**** RECORDS ****

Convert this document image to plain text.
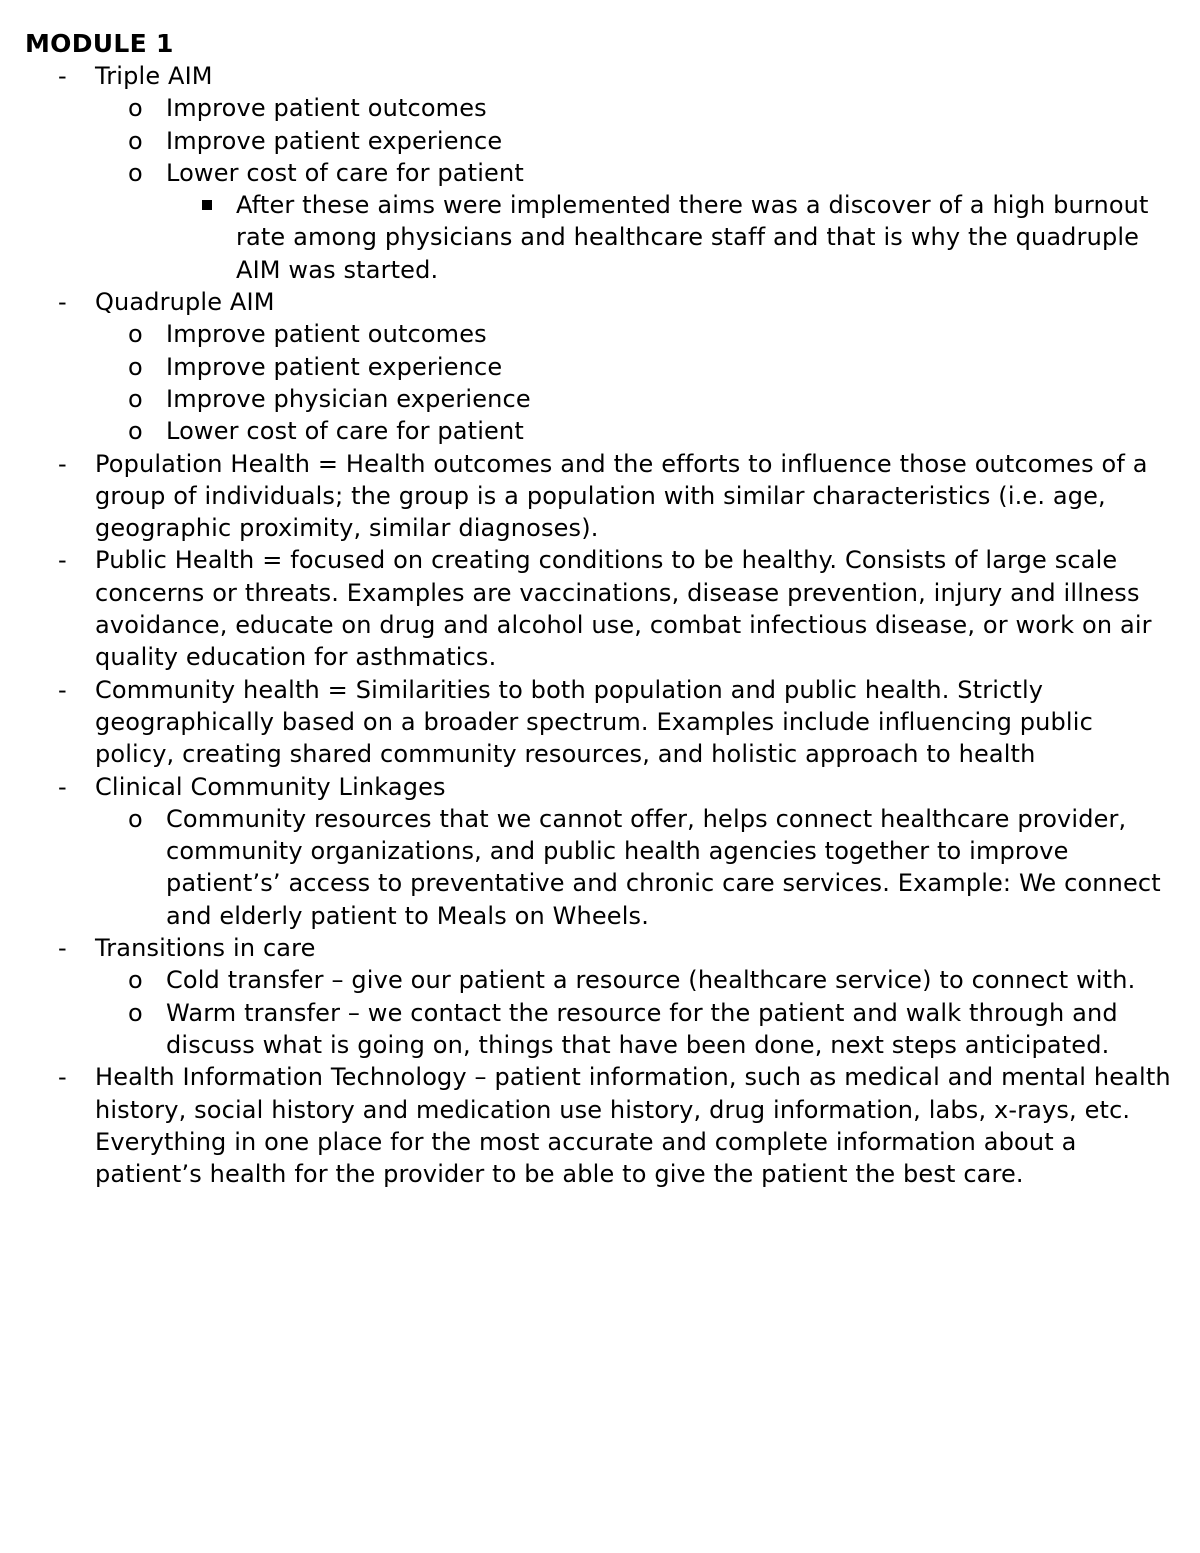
MODULE 1
- Triple AIM
o Improve patient outcomes
o Improve patient experience
o Lower cost of care for patient
After these aims were implemented there was a discover of a high burnout rate among physicians and healthcare staff and that is why the quadruple AIM was started.
- Quadruple AIM
o Improve patient outcomes
o Improve patient experience
o Improve physician experience
o Lower cost of care for patient
- Population Health = Health outcomes and the efforts to influence those outcomes of a group of individuals; the group is a population with similar characteristics (i.e. age, geographic proximity, similar diagnoses).
- Public Health = focused on creating conditions to be healthy. Consists of large scale concerns or threats. Examples are vaccinations, disease prevention, injury and illness avoidance, educate on drug and alcohol use, combat infectious disease, or work on air quality education for asthmatics.
- Community health = Similarities to both population and public health. Strictly geographically based on a broader spectrum. Examples include influencing public policy, creating shared community resources, and holistic approach to health
- Clinical Community Linkages
o Community resources that we cannot offer, helps connect healthcare provider, community organizations, and public health agencies together to improve patient’s’ access to preventative and chronic care services. Example: We connect and elderly patient to Meals on Wheels.
- Transitions in care
o Cold transfer – give our patient a resource (healthcare service) to connect with.
o Warm transfer – we contact the resource for the patient and walk through and discuss what is going on, things that have been done, next steps anticipated.
- Health Information Technology – patient information, such as medical and mental health history, social history and medication use history, drug information, labs, x-rays, etc. Everything in one place for the most accurate and complete information about a patient’s health for the provider to be able to give the patient the best care.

****

- WHAT IS REQUIRED
Give all the lines above again, character for character, without pictures.

- RESULT FOR THIS TASK
Convert this document image to plain text.
MODULE 1
- Triple AIM
o Improve patient outcomes
o Improve patient experience
o Lower cost of care for patient
After these aims were implemented there was a discover of a high burnout rate among physicians and healthcare staff and that is why the quadruple AIM was started.
- Quadruple AIM
o Improve patient outcomes
o Improve patient experience
o Improve physician experience
o Lower cost of care for patient
- Population Health = Health outcomes and the efforts to influence those outcomes of a group of individuals; the group is a population with similar characteristics (i.e. age, geographic proximity, similar diagnoses).
- Public Health = focused on creating conditions to be healthy. Consists of large scale concerns or threats. Examples are vaccinations, disease prevention, injury and illness avoidance, educate on drug and alcohol use, combat infectious disease, or work on air quality education for asthmatics.
- Community health = Similarities to both population and public health. Strictly geographically based on a broader spectrum. Examples include influencing public policy, creating shared community resources, and holistic approach to health
- Clinical Community Linkages
o Community resources that we cannot offer, helps connect healthcare provider, community organizations, and public health agencies together to improve patient’s’ access to preventative and chronic care services. Example: We connect and elderly patient to Meals on Wheels.
- Transitions in care
o Cold transfer – give our patient a resource (healthcare service) to connect with.
o Warm transfer – we contact the resource for the patient and walk through and discuss what is going on, things that have been done, next steps anticipated.
- Health Information Technology – patient information, such as medical and mental health history, social history and medication use history, drug information, labs, x-rays, etc. Everything in one place for the most accurate and complete information about a patient’s health for the provider to be able to give the patient the best care.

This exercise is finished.